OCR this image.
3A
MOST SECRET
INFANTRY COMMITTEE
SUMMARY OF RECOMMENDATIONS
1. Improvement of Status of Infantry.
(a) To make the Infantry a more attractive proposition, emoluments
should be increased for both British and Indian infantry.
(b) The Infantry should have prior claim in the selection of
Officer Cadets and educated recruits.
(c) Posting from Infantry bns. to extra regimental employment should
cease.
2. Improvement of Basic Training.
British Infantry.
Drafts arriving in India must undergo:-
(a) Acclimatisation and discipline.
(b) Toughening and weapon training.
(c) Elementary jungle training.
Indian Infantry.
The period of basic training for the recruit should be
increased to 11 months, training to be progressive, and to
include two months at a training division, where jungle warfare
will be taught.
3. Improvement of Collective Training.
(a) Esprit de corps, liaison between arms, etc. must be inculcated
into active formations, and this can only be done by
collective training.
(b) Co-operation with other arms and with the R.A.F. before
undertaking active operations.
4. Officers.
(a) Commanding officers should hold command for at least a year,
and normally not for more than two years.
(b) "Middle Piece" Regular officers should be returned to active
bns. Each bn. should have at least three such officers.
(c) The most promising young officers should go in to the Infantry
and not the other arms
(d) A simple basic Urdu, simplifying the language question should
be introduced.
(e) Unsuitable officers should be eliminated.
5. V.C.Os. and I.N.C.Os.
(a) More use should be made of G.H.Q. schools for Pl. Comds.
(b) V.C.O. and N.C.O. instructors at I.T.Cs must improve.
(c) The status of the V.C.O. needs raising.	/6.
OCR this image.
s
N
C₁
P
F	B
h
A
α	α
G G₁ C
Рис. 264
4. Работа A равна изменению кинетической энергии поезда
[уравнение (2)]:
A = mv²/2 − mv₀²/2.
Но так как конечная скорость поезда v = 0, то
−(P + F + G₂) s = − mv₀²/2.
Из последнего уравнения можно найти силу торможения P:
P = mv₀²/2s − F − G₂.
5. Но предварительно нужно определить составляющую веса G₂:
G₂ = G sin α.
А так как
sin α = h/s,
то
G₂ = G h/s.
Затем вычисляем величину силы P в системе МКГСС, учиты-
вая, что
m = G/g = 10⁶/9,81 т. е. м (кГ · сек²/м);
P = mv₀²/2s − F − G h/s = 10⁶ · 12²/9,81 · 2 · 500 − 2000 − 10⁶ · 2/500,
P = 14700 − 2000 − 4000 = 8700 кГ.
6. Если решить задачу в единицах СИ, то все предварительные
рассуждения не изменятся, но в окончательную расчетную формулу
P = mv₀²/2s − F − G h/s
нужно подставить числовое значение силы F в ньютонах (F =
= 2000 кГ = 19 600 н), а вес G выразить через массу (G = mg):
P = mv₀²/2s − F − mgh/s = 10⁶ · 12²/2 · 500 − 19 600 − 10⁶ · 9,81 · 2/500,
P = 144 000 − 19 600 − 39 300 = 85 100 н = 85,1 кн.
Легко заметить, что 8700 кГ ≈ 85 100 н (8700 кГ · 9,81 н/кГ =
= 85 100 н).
● ● ● ● ● ● ●
Requirements: Wherever a line in the data above holds "arms", copy that line.

Expected answer:
(a) Esprit de corps, liaison between arms, etc. must be inculcated
(b) Co-operation with other arms and with the R.A.F. before
and not the other arms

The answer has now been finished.